- **AIM**:
Repeat each line of the material below exactly as it appears, minus any pictures.

- **GIVEN INFORMATION**:

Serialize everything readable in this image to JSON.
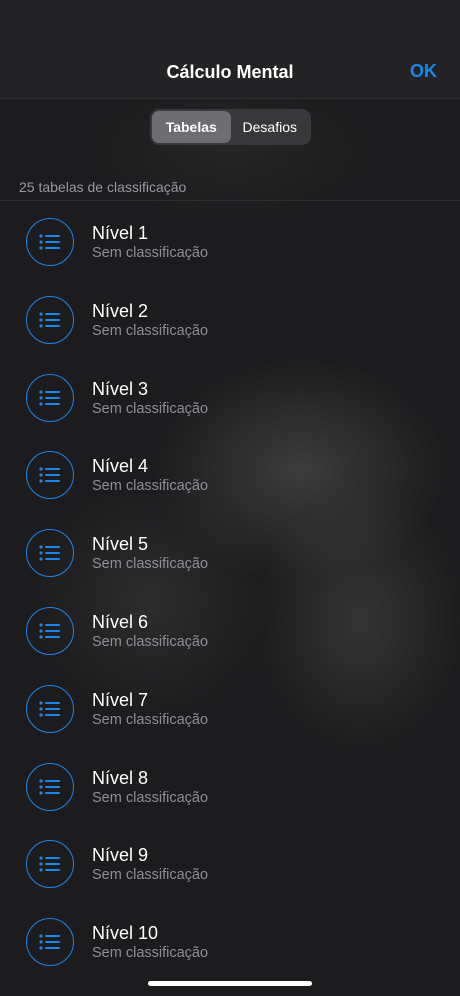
{
  "header": {
    "title": "Cálculo Mental",
    "ok_label": "OK"
  },
  "segments": [
    "Tabelas",
    "Desafios"
  ],
  "selected_segment": "Tabelas",
  "section": {
    "header": "25 tabelas de classificação"
  },
  "rows": [
    {
      "title": "Nível 1",
      "subtitle": "Sem classificação"
    },
    {
      "title": "Nível 2",
      "subtitle": "Sem classificação"
    },
    {
      "title": "Nível 3",
      "subtitle": "Sem classificação"
    },
    {
      "title": "Nível 4",
      "subtitle": "Sem classificação"
    },
    {
      "title": "Nível 5",
      "subtitle": "Sem classificação"
    },
    {
      "title": "Nível 6",
      "subtitle": "Sem classificação"
    },
    {
      "title": "Nível 7",
      "subtitle": "Sem classificação"
    },
    {
      "title": "Nível 8",
      "subtitle": "Sem classificação"
    },
    {
      "title": "Nível 9",
      "subtitle": "Sem classificação"
    },
    {
      "title": "Nível 10",
      "subtitle": "Sem classificação"
    }
  ],
  "row_icon": "list-icon",
  "colors": {
    "accent": "#1a86ea",
    "background": "#1c1c1e",
    "secondary_text": "#8e8e93"
  }
}
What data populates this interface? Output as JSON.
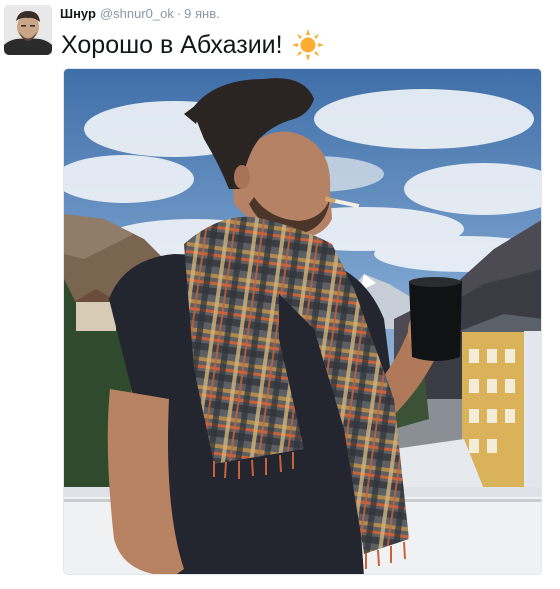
{
  "tweet": {
    "author_name": "Шнур",
    "username": "@shnur0_ok",
    "separator": "·",
    "timestamp": "9 янв.",
    "text": "Хорошо в Абхазии!",
    "emoji_icon": "sun-icon",
    "media_alt": "photo-man-scarf-mug-balcony-mountains"
  },
  "colors": {
    "text": "#14171a",
    "secondary": "#8899a6",
    "sun": "#ffac33"
  }
}
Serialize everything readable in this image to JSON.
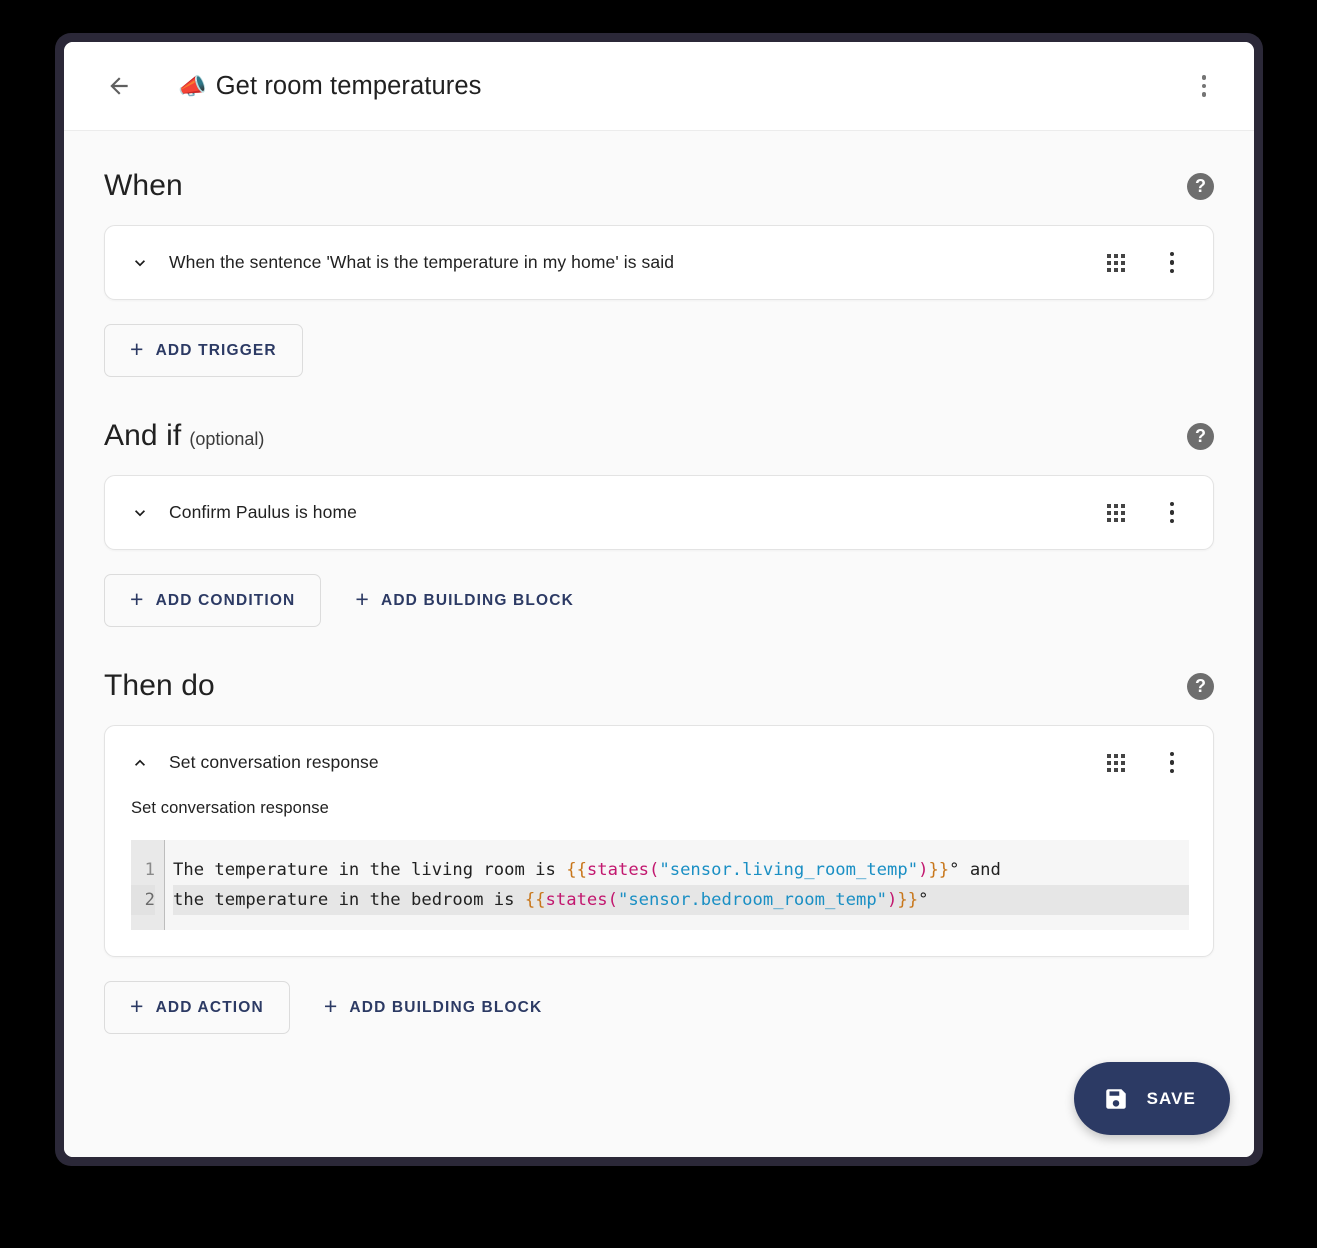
{
  "toolbar": {
    "back_icon": "arrow-left-icon",
    "emoji": "📣",
    "title": "Get room temperatures",
    "overflow_icon": "more-vertical-icon"
  },
  "sections": {
    "when": {
      "title": "When",
      "help_label": "?",
      "rows": [
        {
          "label": "When the sentence 'What is the temperature in my home' is said",
          "expanded": false
        }
      ],
      "buttons": [
        {
          "label": "ADD TRIGGER",
          "plus": "+",
          "style": "outlined"
        }
      ]
    },
    "and_if": {
      "title": "And if",
      "optional": "(optional)",
      "help_label": "?",
      "rows": [
        {
          "label": "Confirm Paulus is home",
          "expanded": false
        }
      ],
      "buttons": [
        {
          "label": "ADD CONDITION",
          "plus": "+",
          "style": "outlined"
        },
        {
          "label": "ADD BUILDING BLOCK",
          "plus": "+",
          "style": "text"
        }
      ]
    },
    "then_do": {
      "title": "Then do",
      "help_label": "?",
      "row": {
        "label": "Set conversation response",
        "expanded": true,
        "field_label": "Set conversation response",
        "editor": {
          "line_numbers": [
            "1",
            "2"
          ],
          "active_line": 2,
          "lines": [
            [
              {
                "t": "The temperature in the living room is ",
                "c": "plain"
              },
              {
                "t": "{{",
                "c": "brace"
              },
              {
                "t": "states",
                "c": "fn"
              },
              {
                "t": "(",
                "c": "paren"
              },
              {
                "t": "\"sensor.living_room_temp\"",
                "c": "str"
              },
              {
                "t": ")",
                "c": "paren"
              },
              {
                "t": "}}",
                "c": "brace"
              },
              {
                "t": "° and",
                "c": "plain"
              }
            ],
            [
              {
                "t": "the temperature in the bedroom is ",
                "c": "plain"
              },
              {
                "t": "{{",
                "c": "brace"
              },
              {
                "t": "states",
                "c": "fn"
              },
              {
                "t": "(",
                "c": "paren"
              },
              {
                "t": "\"sensor.bedroom_room_temp\"",
                "c": "str"
              },
              {
                "t": ")",
                "c": "paren"
              },
              {
                "t": "}}",
                "c": "brace"
              },
              {
                "t": "°",
                "c": "plain"
              }
            ]
          ]
        }
      },
      "buttons": [
        {
          "label": "ADD ACTION",
          "plus": "+",
          "style": "outlined"
        },
        {
          "label": "ADD BUILDING BLOCK",
          "plus": "+",
          "style": "text"
        }
      ]
    }
  },
  "save": {
    "label": "SAVE",
    "icon": "save-floppy-icon"
  },
  "colors": {
    "accent": "#2C3A64",
    "window_frame": "#2B2838",
    "page_background": "#000000",
    "surface": "#FAFAFA",
    "card": "#FFFFFF",
    "help_badge": "#6E6E6E",
    "code_brace": "#C8761A",
    "code_function": "#C2186F",
    "code_string": "#1A8FC4"
  }
}
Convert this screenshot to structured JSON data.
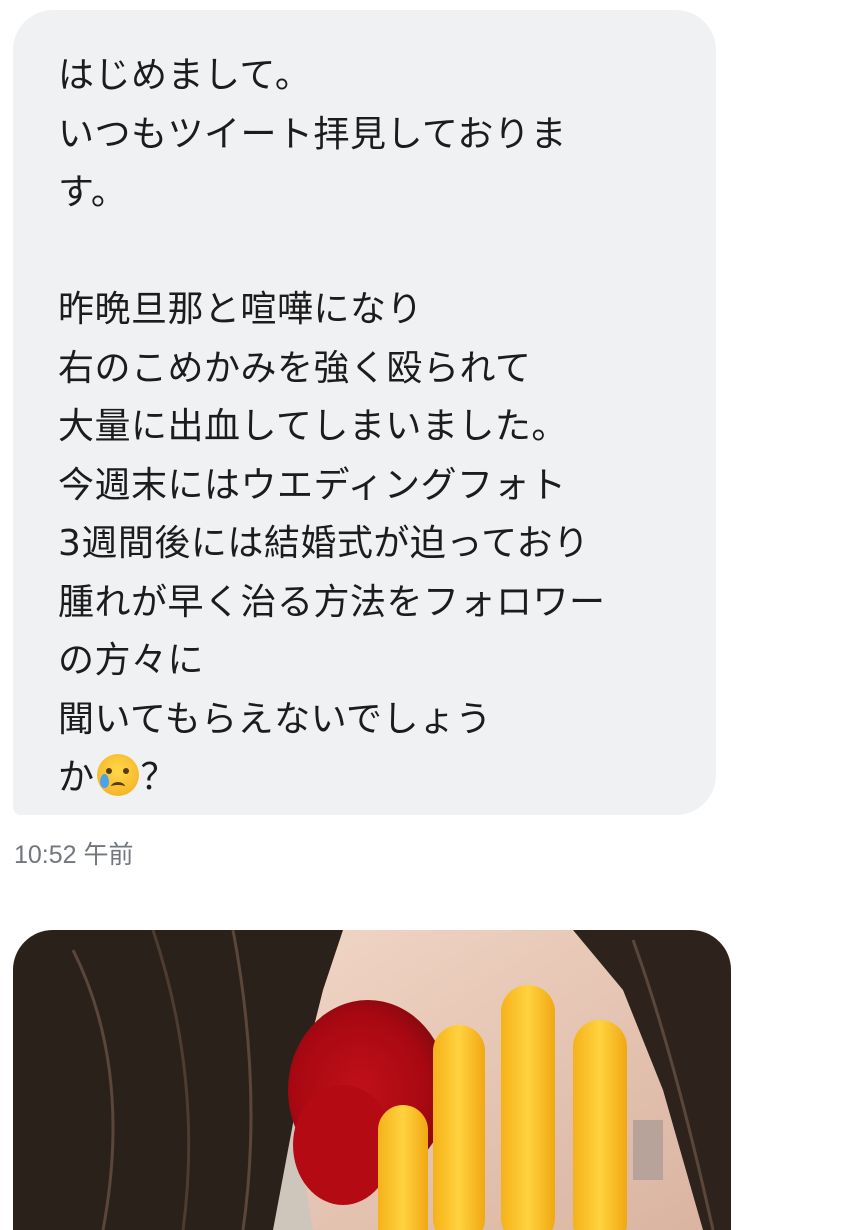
{
  "message": {
    "lines": [
      "はじめまして。",
      "いつもツイート拝見しておりま",
      "す。",
      "",
      "昨晩旦那と喧嘩になり",
      "右のこめかみを強く殴られて",
      "大量に出血してしまいました。",
      "今週末にはウエディングフォト",
      "3週間後には結婚式が迫っており",
      "腫れが早く治る方法をフォロワー",
      "の方々に",
      "聞いてもらえないでしょう"
    ],
    "last_line_prefix": "か",
    "last_line_emoji": "crying-face-icon",
    "last_line_suffix": "？",
    "timestamp": "10:52 午前"
  },
  "attachment": {
    "type": "image",
    "description_icon": "photo-attachment"
  },
  "colors": {
    "bubble_background": "#eff1f3",
    "message_text": "#1c1c1c",
    "timestamp_text": "#71777d"
  }
}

- **SOLUTION TO THIS TASK**:
Serialize everything readable in this image to JSON.
{
  "header": {
    "title": "Cálculo Mental",
    "ok_label": "OK"
  },
  "segments": [
    "Tabelas",
    "Desafios"
  ],
  "selected_segment": "Tabelas",
  "section": {
    "header": "25 tabelas de classificação"
  },
  "rows": [
    {
      "title": "Nível 1",
      "subtitle": "Sem classificação"
    },
    {
      "title": "Nível 2",
      "subtitle": "Sem classificação"
    },
    {
      "title": "Nível 3",
      "subtitle": "Sem classificação"
    },
    {
      "title": "Nível 4",
      "subtitle": "Sem classificação"
    },
    {
      "title": "Nível 5",
      "subtitle": "Sem classificação"
    },
    {
      "title": "Nível 6",
      "subtitle": "Sem classificação"
    },
    {
      "title": "Nível 7",
      "subtitle": "Sem classificação"
    },
    {
      "title": "Nível 8",
      "subtitle": "Sem classificação"
    },
    {
      "title": "Nível 9",
      "subtitle": "Sem classificação"
    },
    {
      "title": "Nível 10",
      "subtitle": "Sem classificação"
    }
  ],
  "row_icon": "list-icon",
  "colors": {
    "accent": "#1a86ea",
    "background": "#1c1c1e",
    "secondary_text": "#8e8e93"
  }
}
What data populates this interface? Output as JSON.
{
  "tweet": {
    "author_name": "Шнур",
    "username": "@shnur0_ok",
    "separator": "·",
    "timestamp": "9 янв.",
    "text": "Хорошо в Абхазии!",
    "emoji_icon": "sun-icon",
    "media_alt": "photo-man-scarf-mug-balcony-mountains"
  },
  "colors": {
    "text": "#14171a",
    "secondary": "#8899a6",
    "sun": "#ffac33"
  }
}
Serialize everything readable in this image to JSON.
{
  "toolbar": {
    "back_icon": "arrow-left-icon",
    "emoji": "📣",
    "title": "Get room temperatures",
    "overflow_icon": "more-vertical-icon"
  },
  "sections": {
    "when": {
      "title": "When",
      "help_label": "?",
      "rows": [
        {
          "label": "When the sentence 'What is the temperature in my home' is said",
          "expanded": false
        }
      ],
      "buttons": [
        {
          "label": "ADD TRIGGER",
          "plus": "+",
          "style": "outlined"
        }
      ]
    },
    "and_if": {
      "title": "And if",
      "optional": "(optional)",
      "help_label": "?",
      "rows": [
        {
          "label": "Confirm Paulus is home",
          "expanded": false
        }
      ],
      "buttons": [
        {
          "label": "ADD CONDITION",
          "plus": "+",
          "style": "outlined"
        },
        {
          "label": "ADD BUILDING BLOCK",
          "plus": "+",
          "style": "text"
        }
      ]
    },
    "then_do": {
      "title": "Then do",
      "help_label": "?",
      "row": {
        "label": "Set conversation response",
        "expanded": true,
        "field_label": "Set conversation response",
        "editor": {
          "line_numbers": [
            "1",
            "2"
          ],
          "active_line": 2,
          "lines": [
            [
              {
                "t": "The temperature in the living room is ",
                "c": "plain"
              },
              {
                "t": "{{",
                "c": "brace"
              },
              {
                "t": "states",
                "c": "fn"
              },
              {
                "t": "(",
                "c": "paren"
              },
              {
                "t": "\"sensor.living_room_temp\"",
                "c": "str"
              },
              {
                "t": ")",
                "c": "paren"
              },
              {
                "t": "}}",
                "c": "brace"
              },
              {
                "t": "° and",
                "c": "plain"
              }
            ],
            [
              {
                "t": "the temperature in the bedroom is ",
                "c": "plain"
              },
              {
                "t": "{{",
                "c": "brace"
              },
              {
                "t": "states",
                "c": "fn"
              },
              {
                "t": "(",
                "c": "paren"
              },
              {
                "t": "\"sensor.bedroom_room_temp\"",
                "c": "str"
              },
              {
                "t": ")",
                "c": "paren"
              },
              {
                "t": "}}",
                "c": "brace"
              },
              {
                "t": "°",
                "c": "plain"
              }
            ]
          ]
        }
      },
      "buttons": [
        {
          "label": "ADD ACTION",
          "plus": "+",
          "style": "outlined"
        },
        {
          "label": "ADD BUILDING BLOCK",
          "plus": "+",
          "style": "text"
        }
      ]
    }
  },
  "save": {
    "label": "SAVE",
    "icon": "save-floppy-icon"
  },
  "colors": {
    "accent": "#2C3A64",
    "window_frame": "#2B2838",
    "page_background": "#000000",
    "surface": "#FAFAFA",
    "card": "#FFFFFF",
    "help_badge": "#6E6E6E",
    "code_brace": "#C8761A",
    "code_function": "#C2186F",
    "code_string": "#1A8FC4"
  }
}
Convert this screenshot to structured JSON data.
{
  "message": {
    "lines": [
      "はじめまして。",
      "いつもツイート拝見しておりま",
      "す。",
      "",
      "昨晩旦那と喧嘩になり",
      "右のこめかみを強く殴られて",
      "大量に出血してしまいました。",
      "今週末にはウエディングフォト",
      "3週間後には結婚式が迫っており",
      "腫れが早く治る方法をフォロワー",
      "の方々に",
      "聞いてもらえないでしょう"
    ],
    "last_line_prefix": "か",
    "last_line_emoji": "crying-face-icon",
    "last_line_suffix": "？",
    "timestamp": "10:52 午前"
  },
  "attachment": {
    "type": "image",
    "description_icon": "photo-attachment"
  },
  "colors": {
    "bubble_background": "#eff1f3",
    "message_text": "#1c1c1c",
    "timestamp_text": "#71777d"
  }
}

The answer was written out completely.